Begin Excerpted records

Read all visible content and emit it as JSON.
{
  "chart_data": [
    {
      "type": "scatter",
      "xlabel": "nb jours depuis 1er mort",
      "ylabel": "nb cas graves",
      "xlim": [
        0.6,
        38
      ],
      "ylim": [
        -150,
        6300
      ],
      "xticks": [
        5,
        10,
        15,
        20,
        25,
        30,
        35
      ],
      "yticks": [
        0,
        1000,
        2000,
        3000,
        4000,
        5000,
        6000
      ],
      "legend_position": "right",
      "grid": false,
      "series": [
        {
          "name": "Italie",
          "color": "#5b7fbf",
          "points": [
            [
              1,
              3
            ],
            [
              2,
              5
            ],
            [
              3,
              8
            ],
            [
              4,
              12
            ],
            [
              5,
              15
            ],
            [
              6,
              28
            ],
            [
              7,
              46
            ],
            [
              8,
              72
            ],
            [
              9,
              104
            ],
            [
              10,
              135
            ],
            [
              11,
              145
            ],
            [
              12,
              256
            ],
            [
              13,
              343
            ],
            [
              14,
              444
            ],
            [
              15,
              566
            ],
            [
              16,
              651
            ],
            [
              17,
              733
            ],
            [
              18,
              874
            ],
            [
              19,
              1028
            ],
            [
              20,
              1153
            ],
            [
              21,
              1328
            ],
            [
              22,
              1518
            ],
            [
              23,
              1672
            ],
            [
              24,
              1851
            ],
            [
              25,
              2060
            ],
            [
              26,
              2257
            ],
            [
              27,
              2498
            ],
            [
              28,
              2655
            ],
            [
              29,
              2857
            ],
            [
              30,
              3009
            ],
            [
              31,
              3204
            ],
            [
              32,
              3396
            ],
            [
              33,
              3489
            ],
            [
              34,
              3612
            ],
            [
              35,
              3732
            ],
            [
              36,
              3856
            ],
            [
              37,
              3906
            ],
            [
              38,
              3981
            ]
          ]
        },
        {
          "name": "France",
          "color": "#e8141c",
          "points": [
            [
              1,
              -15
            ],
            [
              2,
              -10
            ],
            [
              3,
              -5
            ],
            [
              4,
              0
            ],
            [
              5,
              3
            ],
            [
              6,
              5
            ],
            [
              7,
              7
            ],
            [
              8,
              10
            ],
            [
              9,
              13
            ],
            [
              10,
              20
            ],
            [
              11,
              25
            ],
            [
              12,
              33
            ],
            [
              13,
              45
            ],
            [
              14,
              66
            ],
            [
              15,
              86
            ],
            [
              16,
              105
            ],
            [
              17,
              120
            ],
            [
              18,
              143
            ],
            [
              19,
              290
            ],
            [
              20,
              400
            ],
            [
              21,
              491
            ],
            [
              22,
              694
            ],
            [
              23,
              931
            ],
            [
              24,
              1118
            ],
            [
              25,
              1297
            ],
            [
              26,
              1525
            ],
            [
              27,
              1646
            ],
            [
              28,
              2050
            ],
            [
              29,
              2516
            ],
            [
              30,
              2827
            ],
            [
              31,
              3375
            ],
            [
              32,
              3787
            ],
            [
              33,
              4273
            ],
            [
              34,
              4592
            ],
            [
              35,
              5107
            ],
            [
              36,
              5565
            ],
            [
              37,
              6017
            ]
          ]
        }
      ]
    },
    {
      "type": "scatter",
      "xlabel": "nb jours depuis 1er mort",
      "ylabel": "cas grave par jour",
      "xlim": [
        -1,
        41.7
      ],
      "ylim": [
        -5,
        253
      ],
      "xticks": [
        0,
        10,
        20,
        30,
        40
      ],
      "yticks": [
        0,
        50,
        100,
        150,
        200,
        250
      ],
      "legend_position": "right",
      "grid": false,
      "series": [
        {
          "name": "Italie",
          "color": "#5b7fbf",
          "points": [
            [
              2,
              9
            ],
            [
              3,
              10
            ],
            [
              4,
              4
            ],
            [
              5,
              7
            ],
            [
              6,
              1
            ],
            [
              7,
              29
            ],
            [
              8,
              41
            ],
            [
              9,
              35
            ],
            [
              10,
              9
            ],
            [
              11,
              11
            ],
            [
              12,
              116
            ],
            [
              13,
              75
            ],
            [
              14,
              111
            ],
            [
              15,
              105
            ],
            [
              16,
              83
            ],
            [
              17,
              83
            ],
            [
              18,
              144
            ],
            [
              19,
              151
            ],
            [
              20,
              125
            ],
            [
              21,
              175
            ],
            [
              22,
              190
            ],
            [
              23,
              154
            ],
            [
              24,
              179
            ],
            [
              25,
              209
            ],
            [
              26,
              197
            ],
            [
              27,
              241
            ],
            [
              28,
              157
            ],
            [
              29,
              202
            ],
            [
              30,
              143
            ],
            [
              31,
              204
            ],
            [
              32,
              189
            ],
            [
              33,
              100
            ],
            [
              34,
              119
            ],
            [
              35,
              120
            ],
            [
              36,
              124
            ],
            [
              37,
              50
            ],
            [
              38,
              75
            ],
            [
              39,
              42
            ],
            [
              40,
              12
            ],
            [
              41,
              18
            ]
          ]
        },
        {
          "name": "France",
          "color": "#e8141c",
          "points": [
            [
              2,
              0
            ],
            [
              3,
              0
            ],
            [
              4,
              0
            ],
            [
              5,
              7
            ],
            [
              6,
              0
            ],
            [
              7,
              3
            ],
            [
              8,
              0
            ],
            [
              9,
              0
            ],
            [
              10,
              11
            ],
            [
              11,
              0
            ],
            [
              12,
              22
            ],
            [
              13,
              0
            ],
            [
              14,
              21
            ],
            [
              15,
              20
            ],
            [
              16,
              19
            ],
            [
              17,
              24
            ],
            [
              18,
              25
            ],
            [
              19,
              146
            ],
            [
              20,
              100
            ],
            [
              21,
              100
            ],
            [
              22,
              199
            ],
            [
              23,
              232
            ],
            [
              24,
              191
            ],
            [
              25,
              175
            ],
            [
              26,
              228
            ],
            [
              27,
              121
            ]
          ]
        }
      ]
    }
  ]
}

End Excerpted records

■ **Description of the task**
Copy out each line exactly as written.

■ **Result of the task**
Read all visible content and emit it as JSON.
{
  "chart_data": [
    {
      "type": "scatter",
      "xlabel": "nb jours depuis 1er mort",
      "ylabel": "nb cas graves",
      "xlim": [
        0.6,
        38
      ],
      "ylim": [
        -150,
        6300
      ],
      "xticks": [
        5,
        10,
        15,
        20,
        25,
        30,
        35
      ],
      "yticks": [
        0,
        1000,
        2000,
        3000,
        4000,
        5000,
        6000
      ],
      "legend_position": "right",
      "grid": false,
      "series": [
        {
          "name": "Italie",
          "color": "#5b7fbf",
          "points": [
            [
              1,
              3
            ],
            [
              2,
              5
            ],
            [
              3,
              8
            ],
            [
              4,
              12
            ],
            [
              5,
              15
            ],
            [
              6,
              28
            ],
            [
              7,
              46
            ],
            [
              8,
              72
            ],
            [
              9,
              104
            ],
            [
              10,
              135
            ],
            [
              11,
              145
            ],
            [
              12,
              256
            ],
            [
              13,
              343
            ],
            [
              14,
              444
            ],
            [
              15,
              566
            ],
            [
              16,
              651
            ],
            [
              17,
              733
            ],
            [
              18,
              874
            ],
            [
              19,
              1028
            ],
            [
              20,
              1153
            ],
            [
              21,
              1328
            ],
            [
              22,
              1518
            ],
            [
              23,
              1672
            ],
            [
              24,
              1851
            ],
            [
              25,
              2060
            ],
            [
              26,
              2257
            ],
            [
              27,
              2498
            ],
            [
              28,
              2655
            ],
            [
              29,
              2857
            ],
            [
              30,
              3009
            ],
            [
              31,
              3204
            ],
            [
              32,
              3396
            ],
            [
              33,
              3489
            ],
            [
              34,
              3612
            ],
            [
              35,
              3732
            ],
            [
              36,
              3856
            ],
            [
              37,
              3906
            ],
            [
              38,
              3981
            ]
          ]
        },
        {
          "name": "France",
          "color": "#e8141c",
          "points": [
            [
              1,
              -15
            ],
            [
              2,
              -10
            ],
            [
              3,
              -5
            ],
            [
              4,
              0
            ],
            [
              5,
              3
            ],
            [
              6,
              5
            ],
            [
              7,
              7
            ],
            [
              8,
              10
            ],
            [
              9,
              13
            ],
            [
              10,
              20
            ],
            [
              11,
              25
            ],
            [
              12,
              33
            ],
            [
              13,
              45
            ],
            [
              14,
              66
            ],
            [
              15,
              86
            ],
            [
              16,
              105
            ],
            [
              17,
              120
            ],
            [
              18,
              143
            ],
            [
              19,
              290
            ],
            [
              20,
              400
            ],
            [
              21,
              491
            ],
            [
              22,
              694
            ],
            [
              23,
              931
            ],
            [
              24,
              1118
            ],
            [
              25,
              1297
            ],
            [
              26,
              1525
            ],
            [
              27,
              1646
            ],
            [
              28,
              2050
            ],
            [
              29,
              2516
            ],
            [
              30,
              2827
            ],
            [
              31,
              3375
            ],
            [
              32,
              3787
            ],
            [
              33,
              4273
            ],
            [
              34,
              4592
            ],
            [
              35,
              5107
            ],
            [
              36,
              5565
            ],
            [
              37,
              6017
            ]
          ]
        }
      ]
    },
    {
      "type": "scatter",
      "xlabel": "nb jours depuis 1er mort",
      "ylabel": "cas grave par jour",
      "xlim": [
        -1,
        41.7
      ],
      "ylim": [
        -5,
        253
      ],
      "xticks": [
        0,
        10,
        20,
        30,
        40
      ],
      "yticks": [
        0,
        50,
        100,
        150,
        200,
        250
      ],
      "legend_position": "right",
      "grid": false,
      "series": [
        {
          "name": "Italie",
          "color": "#5b7fbf",
          "points": [
            [
              2,
              9
            ],
            [
              3,
              10
            ],
            [
              4,
              4
            ],
            [
              5,
              7
            ],
            [
              6,
              1
            ],
            [
              7,
              29
            ],
            [
              8,
              41
            ],
            [
              9,
              35
            ],
            [
              10,
              9
            ],
            [
              11,
              11
            ],
            [
              12,
              116
            ],
            [
              13,
              75
            ],
            [
              14,
              111
            ],
            [
              15,
              105
            ],
            [
              16,
              83
            ],
            [
              17,
              83
            ],
            [
              18,
              144
            ],
            [
              19,
              151
            ],
            [
              20,
              125
            ],
            [
              21,
              175
            ],
            [
              22,
              190
            ],
            [
              23,
              154
            ],
            [
              24,
              179
            ],
            [
              25,
              209
            ],
            [
              26,
              197
            ],
            [
              27,
              241
            ],
            [
              28,
              157
            ],
            [
              29,
              202
            ],
            [
              30,
              143
            ],
            [
              31,
              204
            ],
            [
              32,
              189
            ],
            [
              33,
              100
            ],
            [
              34,
              119
            ],
            [
              35,
              120
            ],
            [
              36,
              124
            ],
            [
              37,
              50
            ],
            [
              38,
              75
            ],
            [
              39,
              42
            ],
            [
              40,
              12
            ],
            [
              41,
              18
            ]
          ]
        },
        {
          "name": "France",
          "color": "#e8141c",
          "points": [
            [
              2,
              0
            ],
            [
              3,
              0
            ],
            [
              4,
              0
            ],
            [
              5,
              7
            ],
            [
              6,
              0
            ],
            [
              7,
              3
            ],
            [
              8,
              0
            ],
            [
              9,
              0
            ],
            [
              10,
              11
            ],
            [
              11,
              0
            ],
            [
              12,
              22
            ],
            [
              13,
              0
            ],
            [
              14,
              21
            ],
            [
              15,
              20
            ],
            [
              16,
              19
            ],
            [
              17,
              24
            ],
            [
              18,
              25
            ],
            [
              19,
              146
            ],
            [
              20,
              100
            ],
            [
              21,
              100
            ],
            [
              22,
              199
            ],
            [
              23,
              232
            ],
            [
              24,
              191
            ],
            [
              25,
              175
            ],
            [
              26,
              228
            ],
            [
              27,
              121
            ]
          ]
        }
      ]
    }
  ]
}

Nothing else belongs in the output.